=== Exercise details ===
Filter the records below and copy every line containing the word "inquiry".
─── Records shown
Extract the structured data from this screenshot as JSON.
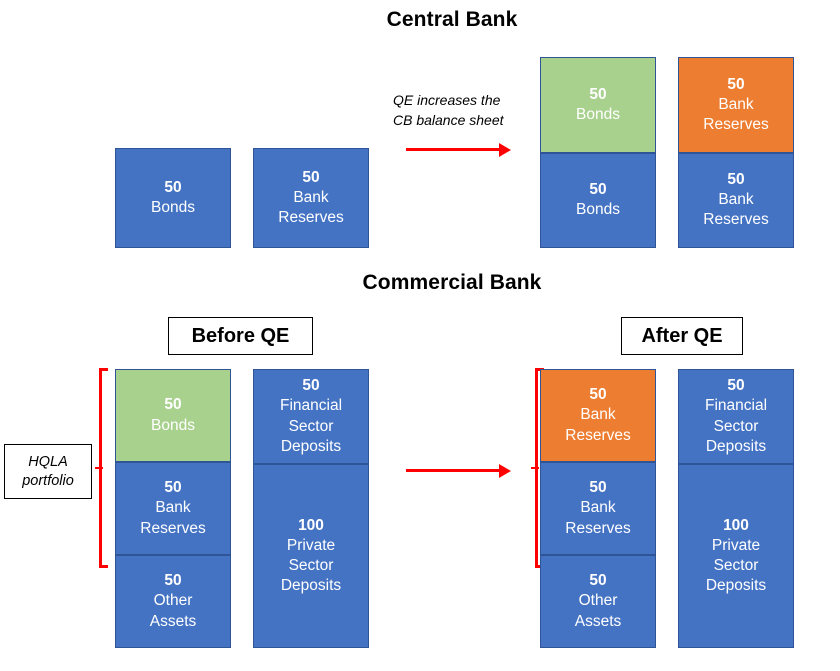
{
  "colors": {
    "blue": "#4573C4",
    "blue_border": "#2F5597",
    "green": "#A9D18E",
    "orange": "#ED7D31",
    "red": "#FF0000",
    "text_on_fill": "#FFFFFF",
    "text": "#000000"
  },
  "headings": {
    "central_bank": "Central Bank",
    "commercial_bank": "Commercial Bank"
  },
  "scenario_labels": {
    "before": "Before QE",
    "after": "After QE"
  },
  "annotations": {
    "qe_note_line1": "QE increases the",
    "qe_note_line2": "CB balance sheet",
    "hqla_line1": "HQLA",
    "hqla_line2": "portfolio"
  },
  "central_bank": {
    "before": {
      "assets": [
        {
          "amount": "50",
          "label": "Bonds",
          "fill": "blue"
        }
      ],
      "liabilities": [
        {
          "amount": "50",
          "label": "Bank Reserves",
          "fill": "blue"
        }
      ]
    },
    "after": {
      "assets": [
        {
          "amount": "50",
          "label": "Bonds",
          "fill": "green"
        },
        {
          "amount": "50",
          "label": "Bonds",
          "fill": "blue"
        }
      ],
      "liabilities": [
        {
          "amount": "50",
          "label": "Bank Reserves",
          "fill": "orange"
        },
        {
          "amount": "50",
          "label": "Bank Reserves",
          "fill": "blue"
        }
      ]
    }
  },
  "commercial_bank": {
    "before": {
      "assets": [
        {
          "amount": "50",
          "label": "Bonds",
          "fill": "green"
        },
        {
          "amount": "50",
          "label": "Bank Reserves",
          "fill": "blue"
        },
        {
          "amount": "50",
          "label": "Other Assets",
          "fill": "blue"
        }
      ],
      "liabilities": [
        {
          "amount": "50",
          "label": "Financial Sector Deposits",
          "fill": "blue"
        },
        {
          "amount": "100",
          "label": "Private Sector Deposits",
          "fill": "blue"
        }
      ]
    },
    "after": {
      "assets": [
        {
          "amount": "50",
          "label": "Bank Reserves",
          "fill": "orange"
        },
        {
          "amount": "50",
          "label": "Bank Reserves",
          "fill": "blue"
        },
        {
          "amount": "50",
          "label": "Other Assets",
          "fill": "blue"
        }
      ],
      "liabilities": [
        {
          "amount": "50",
          "label": "Financial Sector Deposits",
          "fill": "blue"
        },
        {
          "amount": "100",
          "label": "Private Sector Deposits",
          "fill": "blue"
        }
      ]
    }
  }
}
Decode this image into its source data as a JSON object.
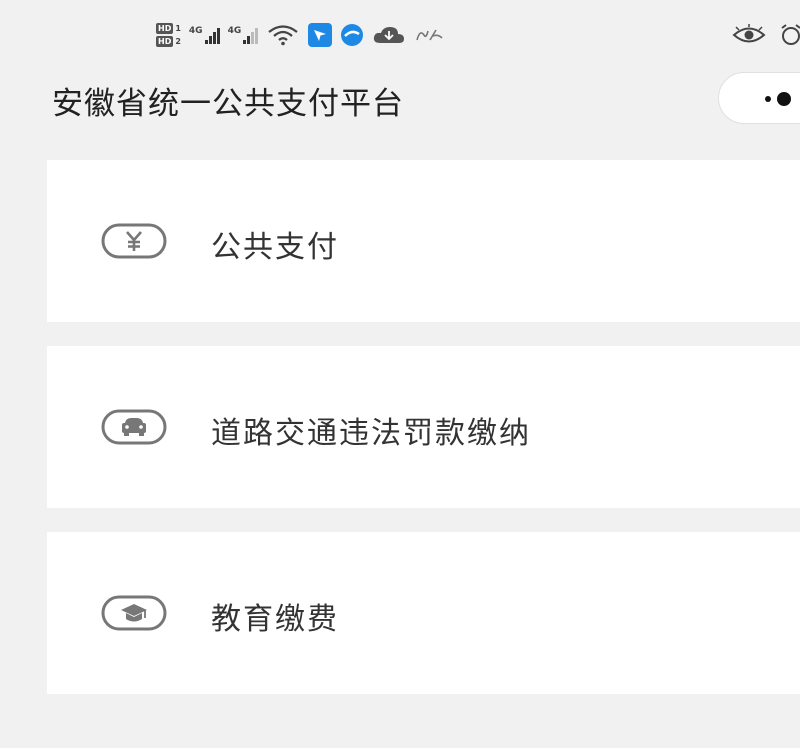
{
  "status_bar": {
    "sim_badge": "HD",
    "sim1_num": "1",
    "sim2_num": "2",
    "network1": "4G",
    "network2": "4G"
  },
  "header": {
    "title": "安徽省统一公共支付平台"
  },
  "menu": {
    "items": [
      {
        "label": "公共支付",
        "icon": "yuan-icon"
      },
      {
        "label": "道路交通违法罚款缴纳",
        "icon": "car-icon"
      },
      {
        "label": "教育缴费",
        "icon": "graduation-cap-icon"
      }
    ]
  },
  "colors": {
    "background": "#f1f1f1",
    "card": "#ffffff",
    "icon_stroke": "#777777",
    "text": "#333333"
  }
}
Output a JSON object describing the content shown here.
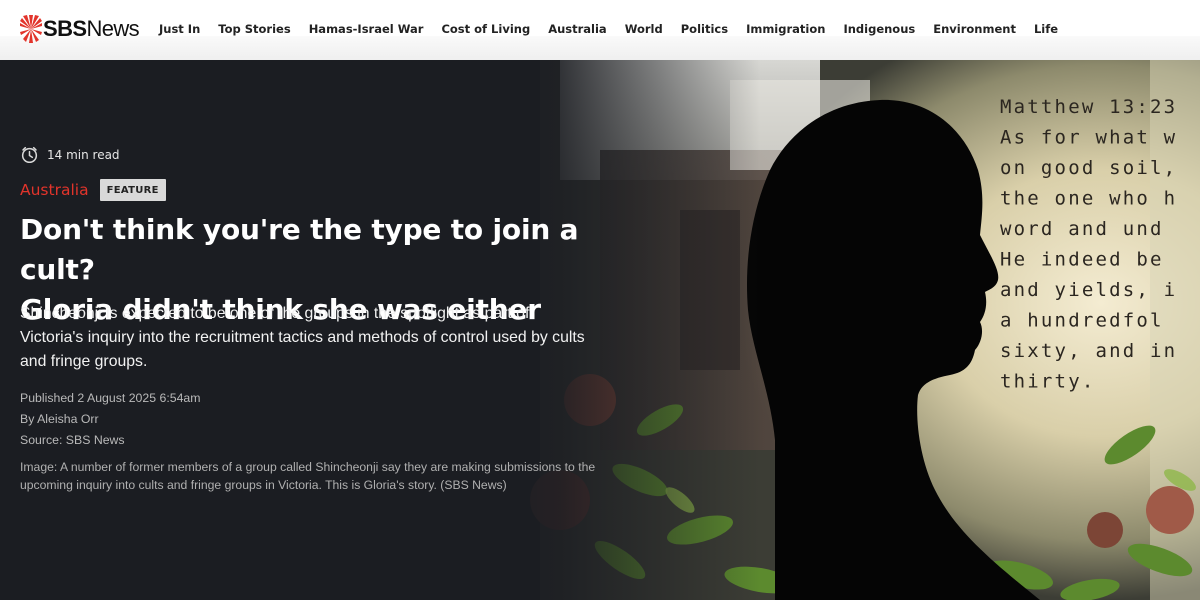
{
  "brand": {
    "logo_bold": "SBS",
    "logo_light": "News",
    "accent": "#e2342b"
  },
  "nav": {
    "items": [
      {
        "label": "Just In"
      },
      {
        "label": "Top Stories"
      },
      {
        "label": "Hamas-Israel War"
      },
      {
        "label": "Cost of Living"
      },
      {
        "label": "Australia"
      },
      {
        "label": "World"
      },
      {
        "label": "Politics"
      },
      {
        "label": "Immigration"
      },
      {
        "label": "Indigenous"
      },
      {
        "label": "Environment"
      },
      {
        "label": "Life"
      }
    ]
  },
  "article": {
    "read_time": "14 min read",
    "read_time_icon": "clock-icon",
    "category": "Australia",
    "badge": "FEATURE",
    "headline_line1": "Don't think you're the type to join a cult?",
    "headline_line2": "Gloria didn't think she was either",
    "standfirst": "Shincheonji is expected to be one of the groups in the spotlight as part of Victoria's inquiry into the recruitment tactics and methods of control used by cults and fringe groups.",
    "published": "Published 2 August 2025 6:54am",
    "byline": "By Aleisha Orr",
    "source": "Source: SBS News",
    "image_caption": "Image: A number of former members of a group called Shincheonji say they are making submissions to the upcoming inquiry into cults and fringe groups in Victoria. This is Gloria's story. (SBS News)"
  },
  "hero_image": {
    "scripture_lines": [
      "Matthew 13:23",
      "As for what w",
      "on good soil,",
      "the one who h",
      "word and und",
      "He indeed be",
      "and yields, i",
      "a hundredfol",
      "sixty, and in",
      "thirty."
    ]
  }
}
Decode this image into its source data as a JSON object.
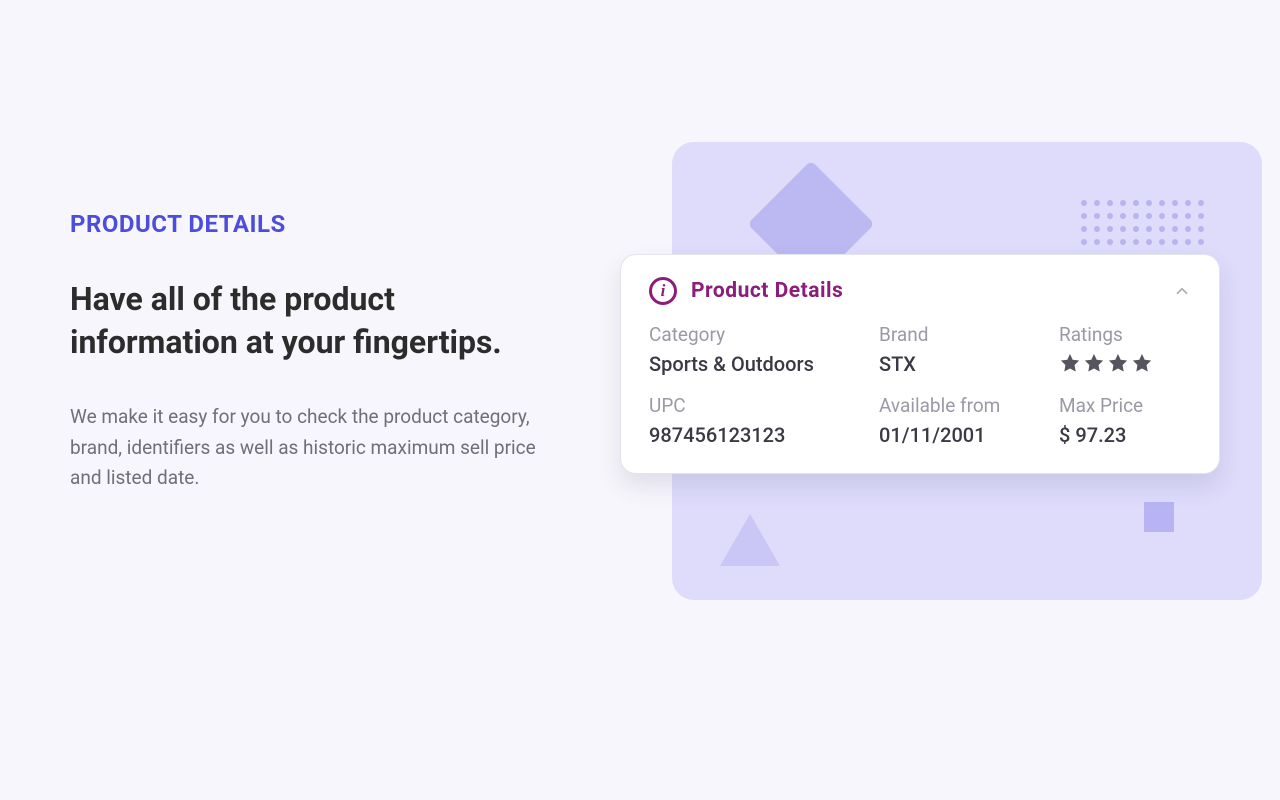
{
  "left": {
    "eyebrow": "PRODUCT DETAILS",
    "headline": "Have all of the product information at your fingertips.",
    "body": "We make it easy for you to check the product category, brand, identifiers as well as historic maximum sell price and listed date."
  },
  "card": {
    "title": "Product  Details",
    "rating_stars": 4,
    "fields": {
      "category": {
        "label": "Category",
        "value": "Sports & Outdoors"
      },
      "brand": {
        "label": "Brand",
        "value": "STX"
      },
      "ratings": {
        "label": "Ratings"
      },
      "upc": {
        "label": "UPC",
        "value": "987456123123"
      },
      "available": {
        "label": "Available from",
        "value": "01/11/2001"
      },
      "maxprice": {
        "label": "Max Price",
        "value": "$ 97.23"
      }
    }
  }
}
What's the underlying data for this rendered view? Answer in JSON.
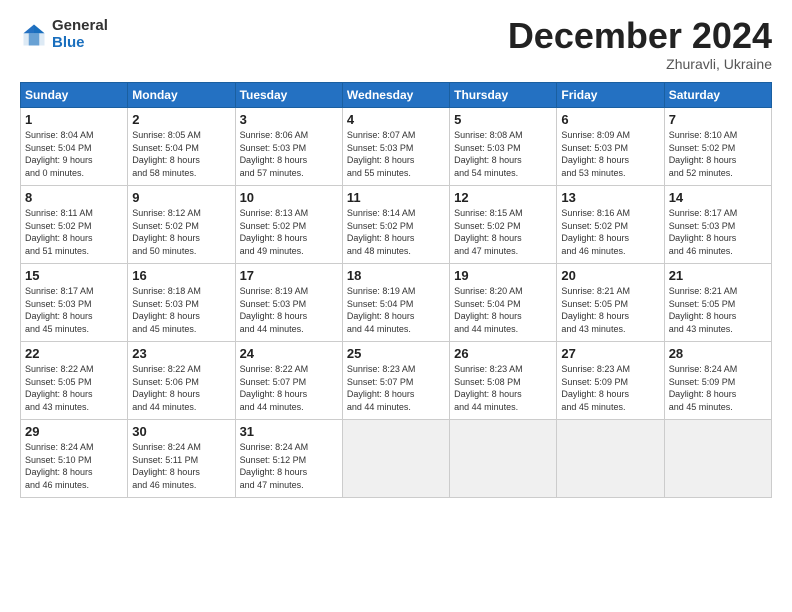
{
  "logo": {
    "general": "General",
    "blue": "Blue"
  },
  "header": {
    "month": "December 2024",
    "location": "Zhuravli, Ukraine"
  },
  "days_of_week": [
    "Sunday",
    "Monday",
    "Tuesday",
    "Wednesday",
    "Thursday",
    "Friday",
    "Saturday"
  ],
  "weeks": [
    [
      {
        "num": "1",
        "info": "Sunrise: 8:04 AM\nSunset: 5:04 PM\nDaylight: 9 hours\nand 0 minutes."
      },
      {
        "num": "2",
        "info": "Sunrise: 8:05 AM\nSunset: 5:04 PM\nDaylight: 8 hours\nand 58 minutes."
      },
      {
        "num": "3",
        "info": "Sunrise: 8:06 AM\nSunset: 5:03 PM\nDaylight: 8 hours\nand 57 minutes."
      },
      {
        "num": "4",
        "info": "Sunrise: 8:07 AM\nSunset: 5:03 PM\nDaylight: 8 hours\nand 55 minutes."
      },
      {
        "num": "5",
        "info": "Sunrise: 8:08 AM\nSunset: 5:03 PM\nDaylight: 8 hours\nand 54 minutes."
      },
      {
        "num": "6",
        "info": "Sunrise: 8:09 AM\nSunset: 5:03 PM\nDaylight: 8 hours\nand 53 minutes."
      },
      {
        "num": "7",
        "info": "Sunrise: 8:10 AM\nSunset: 5:02 PM\nDaylight: 8 hours\nand 52 minutes."
      }
    ],
    [
      {
        "num": "8",
        "info": "Sunrise: 8:11 AM\nSunset: 5:02 PM\nDaylight: 8 hours\nand 51 minutes."
      },
      {
        "num": "9",
        "info": "Sunrise: 8:12 AM\nSunset: 5:02 PM\nDaylight: 8 hours\nand 50 minutes."
      },
      {
        "num": "10",
        "info": "Sunrise: 8:13 AM\nSunset: 5:02 PM\nDaylight: 8 hours\nand 49 minutes."
      },
      {
        "num": "11",
        "info": "Sunrise: 8:14 AM\nSunset: 5:02 PM\nDaylight: 8 hours\nand 48 minutes."
      },
      {
        "num": "12",
        "info": "Sunrise: 8:15 AM\nSunset: 5:02 PM\nDaylight: 8 hours\nand 47 minutes."
      },
      {
        "num": "13",
        "info": "Sunrise: 8:16 AM\nSunset: 5:02 PM\nDaylight: 8 hours\nand 46 minutes."
      },
      {
        "num": "14",
        "info": "Sunrise: 8:17 AM\nSunset: 5:03 PM\nDaylight: 8 hours\nand 46 minutes."
      }
    ],
    [
      {
        "num": "15",
        "info": "Sunrise: 8:17 AM\nSunset: 5:03 PM\nDaylight: 8 hours\nand 45 minutes."
      },
      {
        "num": "16",
        "info": "Sunrise: 8:18 AM\nSunset: 5:03 PM\nDaylight: 8 hours\nand 45 minutes."
      },
      {
        "num": "17",
        "info": "Sunrise: 8:19 AM\nSunset: 5:03 PM\nDaylight: 8 hours\nand 44 minutes."
      },
      {
        "num": "18",
        "info": "Sunrise: 8:19 AM\nSunset: 5:04 PM\nDaylight: 8 hours\nand 44 minutes."
      },
      {
        "num": "19",
        "info": "Sunrise: 8:20 AM\nSunset: 5:04 PM\nDaylight: 8 hours\nand 44 minutes."
      },
      {
        "num": "20",
        "info": "Sunrise: 8:21 AM\nSunset: 5:05 PM\nDaylight: 8 hours\nand 43 minutes."
      },
      {
        "num": "21",
        "info": "Sunrise: 8:21 AM\nSunset: 5:05 PM\nDaylight: 8 hours\nand 43 minutes."
      }
    ],
    [
      {
        "num": "22",
        "info": "Sunrise: 8:22 AM\nSunset: 5:05 PM\nDaylight: 8 hours\nand 43 minutes."
      },
      {
        "num": "23",
        "info": "Sunrise: 8:22 AM\nSunset: 5:06 PM\nDaylight: 8 hours\nand 44 minutes."
      },
      {
        "num": "24",
        "info": "Sunrise: 8:22 AM\nSunset: 5:07 PM\nDaylight: 8 hours\nand 44 minutes."
      },
      {
        "num": "25",
        "info": "Sunrise: 8:23 AM\nSunset: 5:07 PM\nDaylight: 8 hours\nand 44 minutes."
      },
      {
        "num": "26",
        "info": "Sunrise: 8:23 AM\nSunset: 5:08 PM\nDaylight: 8 hours\nand 44 minutes."
      },
      {
        "num": "27",
        "info": "Sunrise: 8:23 AM\nSunset: 5:09 PM\nDaylight: 8 hours\nand 45 minutes."
      },
      {
        "num": "28",
        "info": "Sunrise: 8:24 AM\nSunset: 5:09 PM\nDaylight: 8 hours\nand 45 minutes."
      }
    ],
    [
      {
        "num": "29",
        "info": "Sunrise: 8:24 AM\nSunset: 5:10 PM\nDaylight: 8 hours\nand 46 minutes."
      },
      {
        "num": "30",
        "info": "Sunrise: 8:24 AM\nSunset: 5:11 PM\nDaylight: 8 hours\nand 46 minutes."
      },
      {
        "num": "31",
        "info": "Sunrise: 8:24 AM\nSunset: 5:12 PM\nDaylight: 8 hours\nand 47 minutes."
      },
      null,
      null,
      null,
      null
    ]
  ]
}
──────
=== Exercise result ===
    "standfirst": "Shincheonji is expected to be one of the groups in the spotlight as part of Victoria's inquiry into the recruitment tactics and methods of control used by cults and fringe groups.",
    "image_caption": "Image: A number of former members of a group called Shincheonji say they are making submissions to the upcoming inquiry into cults and fringe groups in Victoria. This is Gloria's story. (SBS News)"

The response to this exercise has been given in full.